## Exercise objective
The entries below are to be repeated exactly as they stand.

----- Supplied data -----

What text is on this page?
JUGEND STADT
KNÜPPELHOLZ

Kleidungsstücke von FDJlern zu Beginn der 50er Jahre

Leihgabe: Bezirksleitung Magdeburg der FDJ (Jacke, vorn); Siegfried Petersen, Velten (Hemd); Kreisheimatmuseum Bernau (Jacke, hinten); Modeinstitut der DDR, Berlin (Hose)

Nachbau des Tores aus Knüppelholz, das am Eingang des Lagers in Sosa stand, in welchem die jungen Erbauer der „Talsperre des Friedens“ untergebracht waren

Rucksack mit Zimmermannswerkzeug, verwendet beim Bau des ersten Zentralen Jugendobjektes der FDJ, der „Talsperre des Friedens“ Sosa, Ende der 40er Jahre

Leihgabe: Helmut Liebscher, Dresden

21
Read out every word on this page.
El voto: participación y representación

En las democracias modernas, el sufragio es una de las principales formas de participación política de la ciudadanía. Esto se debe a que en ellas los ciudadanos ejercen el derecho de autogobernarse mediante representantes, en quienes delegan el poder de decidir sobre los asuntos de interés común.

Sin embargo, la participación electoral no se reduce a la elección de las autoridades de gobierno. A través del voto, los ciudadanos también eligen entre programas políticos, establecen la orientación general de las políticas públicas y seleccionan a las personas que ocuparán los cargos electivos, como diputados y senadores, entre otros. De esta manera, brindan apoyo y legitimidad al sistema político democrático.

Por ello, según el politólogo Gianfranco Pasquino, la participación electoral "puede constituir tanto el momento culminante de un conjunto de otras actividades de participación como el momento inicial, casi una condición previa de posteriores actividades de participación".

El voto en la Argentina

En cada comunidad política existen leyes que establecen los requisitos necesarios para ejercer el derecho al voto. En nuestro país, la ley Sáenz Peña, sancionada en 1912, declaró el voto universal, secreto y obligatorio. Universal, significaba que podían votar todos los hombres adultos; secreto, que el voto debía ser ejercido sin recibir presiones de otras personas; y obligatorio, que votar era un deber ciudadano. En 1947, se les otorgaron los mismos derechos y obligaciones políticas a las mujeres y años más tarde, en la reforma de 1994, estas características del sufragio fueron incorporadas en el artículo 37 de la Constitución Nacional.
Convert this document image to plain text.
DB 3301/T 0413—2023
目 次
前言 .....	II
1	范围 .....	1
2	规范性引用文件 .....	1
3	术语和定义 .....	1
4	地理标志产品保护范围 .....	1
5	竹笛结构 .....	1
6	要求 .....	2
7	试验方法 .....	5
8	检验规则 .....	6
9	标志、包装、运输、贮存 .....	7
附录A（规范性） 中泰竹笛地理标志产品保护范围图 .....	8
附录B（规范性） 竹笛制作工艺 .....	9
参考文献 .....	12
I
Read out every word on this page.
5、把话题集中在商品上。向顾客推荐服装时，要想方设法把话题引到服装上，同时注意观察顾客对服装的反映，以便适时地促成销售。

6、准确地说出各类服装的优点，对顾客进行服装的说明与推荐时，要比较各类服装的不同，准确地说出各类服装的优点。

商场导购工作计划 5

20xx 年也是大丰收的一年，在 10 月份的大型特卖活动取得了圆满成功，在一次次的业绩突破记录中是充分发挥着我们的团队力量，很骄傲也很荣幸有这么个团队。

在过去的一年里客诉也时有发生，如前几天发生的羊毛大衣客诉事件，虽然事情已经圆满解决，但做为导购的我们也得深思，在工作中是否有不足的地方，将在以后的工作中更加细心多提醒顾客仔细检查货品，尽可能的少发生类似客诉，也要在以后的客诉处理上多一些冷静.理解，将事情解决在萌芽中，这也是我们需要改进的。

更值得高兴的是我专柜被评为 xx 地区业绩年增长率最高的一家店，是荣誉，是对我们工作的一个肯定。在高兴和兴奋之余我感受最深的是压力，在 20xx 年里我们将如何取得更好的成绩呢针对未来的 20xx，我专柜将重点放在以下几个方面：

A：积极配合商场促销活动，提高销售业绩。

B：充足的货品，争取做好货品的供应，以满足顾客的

-----

## Problem solution
What text is on this page?
JUGEND STADT
KNÜPPELHOLZ

Kleidungsstücke von FDJlern zu Beginn der 50er Jahre

Leihgabe: Bezirksleitung Magdeburg der FDJ (Jacke, vorn); Siegfried Petersen, Velten (Hemd); Kreisheimatmuseum Bernau (Jacke, hinten); Modeinstitut der DDR, Berlin (Hose)

Nachbau des Tores aus Knüppelholz, das am Eingang des Lagers in Sosa stand, in welchem die jungen Erbauer der „Talsperre des Friedens“ untergebracht waren

Rucksack mit Zimmermannswerkzeug, verwendet beim Bau des ersten Zentralen Jugendobjektes der FDJ, der „Talsperre des Friedens“ Sosa, Ende der 40er Jahre

Leihgabe: Helmut Liebscher, Dresden

21
Read out every word on this page.
El voto: participación y representación

En las democracias modernas, el sufragio es una de las principales formas de participación política de la ciudadanía. Esto se debe a que en ellas los ciudadanos ejercen el derecho de autogobernarse mediante representantes, en quienes delegan el poder de decidir sobre los asuntos de interés común.

Sin embargo, la participación electoral no se reduce a la elección de las autoridades de gobierno. A través del voto, los ciudadanos también eligen entre programas políticos, establecen la orientación general de las políticas públicas y seleccionan a las personas que ocuparán los cargos electivos, como diputados y senadores, entre otros. De esta manera, brindan apoyo y legitimidad al sistema político democrático.

Por ello, según el politólogo Gianfranco Pasquino, la participación electoral "puede constituir tanto el momento culminante de un conjunto de otras actividades de participación como el momento inicial, casi una condición previa de posteriores actividades de participación".

El voto en la Argentina

En cada comunidad política existen leyes que establecen los requisitos necesarios para ejercer el derecho al voto. En nuestro país, la ley Sáenz Peña, sancionada en 1912, declaró el voto universal, secreto y obligatorio. Universal, significaba que podían votar todos los hombres adultos; secreto, que el voto debía ser ejercido sin recibir presiones de otras personas; y obligatorio, que votar era un deber ciudadano. En 1947, se les otorgaron los mismos derechos y obligaciones políticas a las mujeres y años más tarde, en la reforma de 1994, estas características del sufragio fueron incorporadas en el artículo 37 de la Constitución Nacional.
Convert this document image to plain text.
DB 3301/T 0413—2023
目 次
前言 .....	II
1	范围 .....	1
2	规范性引用文件 .....	1
3	术语和定义 .....	1
4	地理标志产品保护范围 .....	1
5	竹笛结构 .....	1
6	要求 .....	2
7	试验方法 .....	5
8	检验规则 .....	6
9	标志、包装、运输、贮存 .....	7
附录A（规范性） 中泰竹笛地理标志产品保护范围图 .....	8
附录B（规范性） 竹笛制作工艺 .....	9
参考文献 .....	12
I
Read out every word on this page.
5、把话题集中在商品上。向顾客推荐服装时，要想方设法把话题引到服装上，同时注意观察顾客对服装的反映，以便适时地促成销售。

6、准确地说出各类服装的优点，对顾客进行服装的说明与推荐时，要比较各类服装的不同，准确地说出各类服装的优点。

商场导购工作计划 5

20xx 年也是大丰收的一年，在 10 月份的大型特卖活动取得了圆满成功，在一次次的业绩突破记录中是充分发挥着我们的团队力量，很骄傲也很荣幸有这么个团队。

在过去的一年里客诉也时有发生，如前几天发生的羊毛大衣客诉事件，虽然事情已经圆满解决，但做为导购的我们也得深思，在工作中是否有不足的地方，将在以后的工作中更加细心多提醒顾客仔细检查货品，尽可能的少发生类似客诉，也要在以后的客诉处理上多一些冷静.理解，将事情解决在萌芽中，这也是我们需要改进的。

更值得高兴的是我专柜被评为 xx 地区业绩年增长率最高的一家店，是荣誉，是对我们工作的一个肯定。在高兴和兴奋之余我感受最深的是压力，在 20xx 年里我们将如何取得更好的成绩呢针对未来的 20xx，我专柜将重点放在以下几个方面：

A：积极配合商场促销活动，提高销售业绩。

B：充足的货品，争取做好货品的供应，以满足顾客的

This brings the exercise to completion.